● **What this task involves**: Print the data exactly as it is given, please.

● **Extracted records**:

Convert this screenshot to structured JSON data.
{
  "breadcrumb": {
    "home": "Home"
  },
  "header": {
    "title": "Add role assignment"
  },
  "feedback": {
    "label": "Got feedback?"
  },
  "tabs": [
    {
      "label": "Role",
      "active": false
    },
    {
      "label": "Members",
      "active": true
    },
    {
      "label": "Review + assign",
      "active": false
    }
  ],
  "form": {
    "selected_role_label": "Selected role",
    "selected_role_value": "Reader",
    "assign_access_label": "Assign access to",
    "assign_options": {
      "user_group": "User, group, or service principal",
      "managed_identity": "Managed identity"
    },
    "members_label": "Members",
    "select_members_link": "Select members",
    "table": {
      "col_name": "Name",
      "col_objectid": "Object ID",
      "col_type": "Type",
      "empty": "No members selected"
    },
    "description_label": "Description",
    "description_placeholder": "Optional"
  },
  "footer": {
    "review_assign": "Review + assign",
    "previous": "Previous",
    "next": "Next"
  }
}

● **Expected answer**:
Convert this screenshot to structured JSON data.
{
  "breadcrumb": {
    "home": "Home"
  },
  "header": {
    "title": "Add role assignment"
  },
  "feedback": {
    "label": "Got feedback?"
  },
  "tabs": [
    {
      "label": "Role",
      "active": false
    },
    {
      "label": "Members",
      "active": true
    },
    {
      "label": "Review + assign",
      "active": false
    }
  ],
  "form": {
    "selected_role_label": "Selected role",
    "selected_role_value": "Reader",
    "assign_access_label": "Assign access to",
    "assign_options": {
      "user_group": "User, group, or service principal",
      "managed_identity": "Managed identity"
    },
    "members_label": "Members",
    "select_members_link": "Select members",
    "table": {
      "col_name": "Name",
      "col_objectid": "Object ID",
      "col_type": "Type",
      "empty": "No members selected"
    },
    "description_label": "Description",
    "description_placeholder": "Optional"
  },
  "footer": {
    "review_assign": "Review + assign",
    "previous": "Previous",
    "next": "Next"
  }
}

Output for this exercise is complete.